Problem statement
In the copy, include every entry exactly but none of the pictures.

_____

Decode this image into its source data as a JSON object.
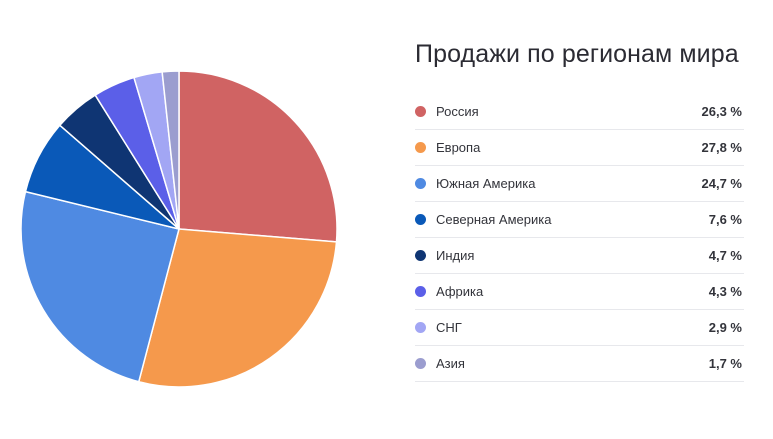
{
  "chart_data": {
    "type": "pie",
    "title": "Продажи по регионам мира",
    "categories": [
      "Россия",
      "Европа",
      "Южная Америка",
      "Северная Америка",
      "Индия",
      "Африка",
      "СНГ",
      "Азия"
    ],
    "values": [
      26.3,
      27.8,
      24.7,
      7.6,
      4.7,
      4.3,
      2.9,
      1.7
    ],
    "value_labels": [
      "26,3 %",
      "27,8 %",
      "24,7 %",
      "7,6 %",
      "4,7 %",
      "4,3 %",
      "2,9 %",
      "1,7 %"
    ],
    "colors": [
      "#d06363",
      "#f5994c",
      "#4f8ae2",
      "#0a59b8",
      "#0f3573",
      "#5b5fe8",
      "#a2a6f4",
      "#9b9dcf"
    ],
    "legend_position": "right"
  }
}
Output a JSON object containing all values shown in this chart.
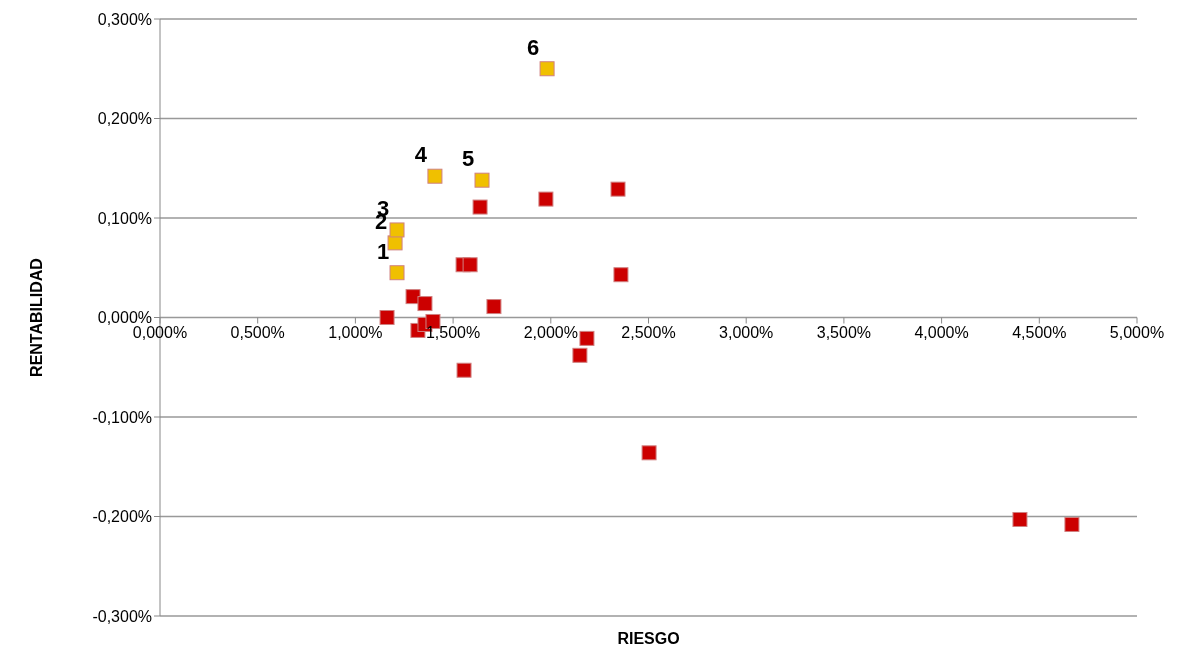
{
  "chart_data": {
    "type": "scatter",
    "xlabel": "RIESGO",
    "ylabel": "RENTABILIDAD",
    "xlim": [
      0,
      5
    ],
    "ylim": [
      -0.3,
      0.3
    ],
    "xticks": [
      {
        "value": 0,
        "label": "0,000%"
      },
      {
        "value": 0.5,
        "label": "0,500%"
      },
      {
        "value": 1,
        "label": "1,000%"
      },
      {
        "value": 1.5,
        "label": "1,500%"
      },
      {
        "value": 2,
        "label": "2,000%"
      },
      {
        "value": 2.5,
        "label": "2,500%"
      },
      {
        "value": 3,
        "label": "3,000%"
      },
      {
        "value": 3.5,
        "label": "3,500%"
      },
      {
        "value": 4,
        "label": "4,000%"
      },
      {
        "value": 4.5,
        "label": "4,500%"
      },
      {
        "value": 5,
        "label": "5,000%"
      }
    ],
    "yticks": [
      {
        "value": -0.3,
        "label": "-0,300%"
      },
      {
        "value": -0.2,
        "label": "-0,200%"
      },
      {
        "value": -0.1,
        "label": "-0,100%"
      },
      {
        "value": 0,
        "label": "0,000%"
      },
      {
        "value": 0.1,
        "label": "0,100%"
      },
      {
        "value": 0.2,
        "label": "0,200%"
      },
      {
        "value": 0.3,
        "label": "0,300%"
      }
    ],
    "grid": "y",
    "marker": "square",
    "legend": false,
    "series": [
      {
        "color": "#cc0000",
        "x": [
          1.162,
          1.295,
          1.356,
          1.32,
          1.356,
          1.397,
          1.551,
          1.587,
          1.638,
          1.709,
          1.975,
          2.344,
          2.359,
          1.556,
          2.185,
          2.149,
          2.503,
          4.401,
          4.667
        ],
        "values": [
          0.0,
          0.021,
          0.014,
          -0.013,
          -0.007,
          -0.004,
          0.053,
          0.053,
          0.111,
          0.011,
          0.119,
          0.129,
          0.043,
          -0.053,
          -0.021,
          -0.038,
          -0.136,
          -0.203,
          -0.208
        ]
      },
      {
        "color": "#f0c000",
        "x": [
          1.213,
          1.203,
          1.213,
          1.407,
          1.648,
          1.981
        ],
        "values": [
          0.045,
          0.075,
          0.088,
          0.142,
          0.138,
          0.25
        ]
      }
    ],
    "annotations": [
      {
        "text": "1",
        "x": 1.213,
        "y": 0.045
      },
      {
        "text": "2",
        "x": 1.203,
        "y": 0.075
      },
      {
        "text": "3",
        "x": 1.213,
        "y": 0.088
      },
      {
        "text": "4",
        "x": 1.407,
        "y": 0.142
      },
      {
        "text": "5",
        "x": 1.648,
        "y": 0.138
      },
      {
        "text": "6",
        "x": 1.981,
        "y": 0.25
      }
    ]
  }
}
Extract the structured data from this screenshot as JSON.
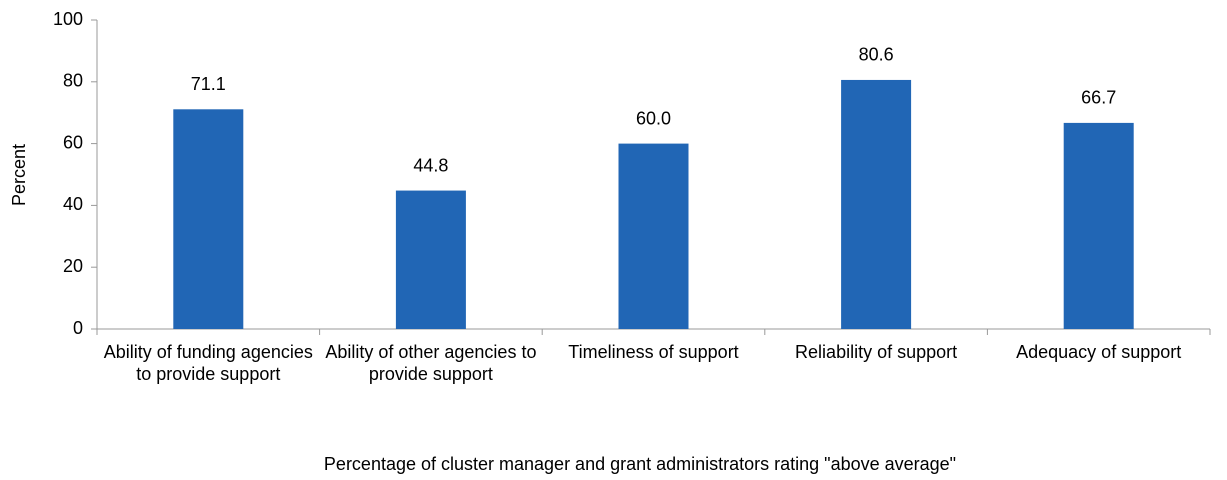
{
  "chart_data": {
    "type": "bar",
    "categories": [
      "Ability of funding agencies to provide support",
      "Ability of other agencies to provide support",
      "Timeliness of support",
      "Reliability of support",
      "Adequacy of support"
    ],
    "values": [
      71.1,
      44.8,
      60,
      80.6,
      66.7
    ],
    "value_labels": [
      "71.1",
      "44.8",
      "60.0",
      "80.6",
      "66.7"
    ],
    "color": "#2166b5",
    "ylim": [
      0,
      100
    ],
    "yticks": [
      0,
      20,
      40,
      60,
      80,
      100
    ],
    "ylabel": "Percent",
    "xlabel": "Percentage of cluster manager and grant administrators rating \"above average\"",
    "grid": false
  }
}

_____

Written response
Decode this image into its source data as a JSON object.
{
  "chart_data": {
    "type": "pie",
    "title": "Продажи по регионам мира",
    "categories": [
      "Россия",
      "Европа",
      "Южная Америка",
      "Северная Америка",
      "Индия",
      "Африка",
      "СНГ",
      "Азия"
    ],
    "values": [
      26.3,
      27.8,
      24.7,
      7.6,
      4.7,
      4.3,
      2.9,
      1.7
    ],
    "value_labels": [
      "26,3 %",
      "27,8 %",
      "24,7 %",
      "7,6 %",
      "4,7 %",
      "4,3 %",
      "2,9 %",
      "1,7 %"
    ],
    "colors": [
      "#d06363",
      "#f5994c",
      "#4f8ae2",
      "#0a59b8",
      "#0f3573",
      "#5b5fe8",
      "#a2a6f4",
      "#9b9dcf"
    ],
    "legend_position": "right"
  }
}
Output a JSON object containing all values shown in this chart.
{
  "chart_data": {
    "type": "scatter",
    "xlabel": "RIESGO",
    "ylabel": "RENTABILIDAD",
    "xlim": [
      0,
      5
    ],
    "ylim": [
      -0.3,
      0.3
    ],
    "xticks": [
      {
        "value": 0,
        "label": "0,000%"
      },
      {
        "value": 0.5,
        "label": "0,500%"
      },
      {
        "value": 1,
        "label": "1,000%"
      },
      {
        "value": 1.5,
        "label": "1,500%"
      },
      {
        "value": 2,
        "label": "2,000%"
      },
      {
        "value": 2.5,
        "label": "2,500%"
      },
      {
        "value": 3,
        "label": "3,000%"
      },
      {
        "value": 3.5,
        "label": "3,500%"
      },
      {
        "value": 4,
        "label": "4,000%"
      },
      {
        "value": 4.5,
        "label": "4,500%"
      },
      {
        "value": 5,
        "label": "5,000%"
      }
    ],
    "yticks": [
      {
        "value": -0.3,
        "label": "-0,300%"
      },
      {
        "value": -0.2,
        "label": "-0,200%"
      },
      {
        "value": -0.1,
        "label": "-0,100%"
      },
      {
        "value": 0,
        "label": "0,000%"
      },
      {
        "value": 0.1,
        "label": "0,100%"
      },
      {
        "value": 0.2,
        "label": "0,200%"
      },
      {
        "value": 0.3,
        "label": "0,300%"
      }
    ],
    "grid": "y",
    "marker": "square",
    "legend": false,
    "series": [
      {
        "color": "#cc0000",
        "x": [
          1.162,
          1.295,
          1.356,
          1.32,
          1.356,
          1.397,
          1.551,
          1.587,
          1.638,
          1.709,
          1.975,
          2.344,
          2.359,
          1.556,
          2.185,
          2.149,
          2.503,
          4.401,
          4.667
        ],
        "values": [
          0.0,
          0.021,
          0.014,
          -0.013,
          -0.007,
          -0.004,
          0.053,
          0.053,
          0.111,
          0.011,
          0.119,
          0.129,
          0.043,
          -0.053,
          -0.021,
          -0.038,
          -0.136,
          -0.203,
          -0.208
        ]
      },
      {
        "color": "#f0c000",
        "x": [
          1.213,
          1.203,
          1.213,
          1.407,
          1.648,
          1.981
        ],
        "values": [
          0.045,
          0.075,
          0.088,
          0.142,
          0.138,
          0.25
        ]
      }
    ],
    "annotations": [
      {
        "text": "1",
        "x": 1.213,
        "y": 0.045
      },
      {
        "text": "2",
        "x": 1.203,
        "y": 0.075
      },
      {
        "text": "3",
        "x": 1.213,
        "y": 0.088
      },
      {
        "text": "4",
        "x": 1.407,
        "y": 0.142
      },
      {
        "text": "5",
        "x": 1.648,
        "y": 0.138
      },
      {
        "text": "6",
        "x": 1.981,
        "y": 0.25
      }
    ]
  }
}
Extract the structured data from this screenshot as JSON.
{
  "chart_data": {
    "type": "bar",
    "categories": [
      "Ability of funding agencies to provide support",
      "Ability of other agencies to provide support",
      "Timeliness of support",
      "Reliability of support",
      "Adequacy of support"
    ],
    "values": [
      71.1,
      44.8,
      60,
      80.6,
      66.7
    ],
    "value_labels": [
      "71.1",
      "44.8",
      "60.0",
      "80.6",
      "66.7"
    ],
    "color": "#2166b5",
    "ylim": [
      0,
      100
    ],
    "yticks": [
      0,
      20,
      40,
      60,
      80,
      100
    ],
    "ylabel": "Percent",
    "xlabel": "Percentage of cluster manager and grant administrators rating \"above average\"",
    "grid": false
  }
}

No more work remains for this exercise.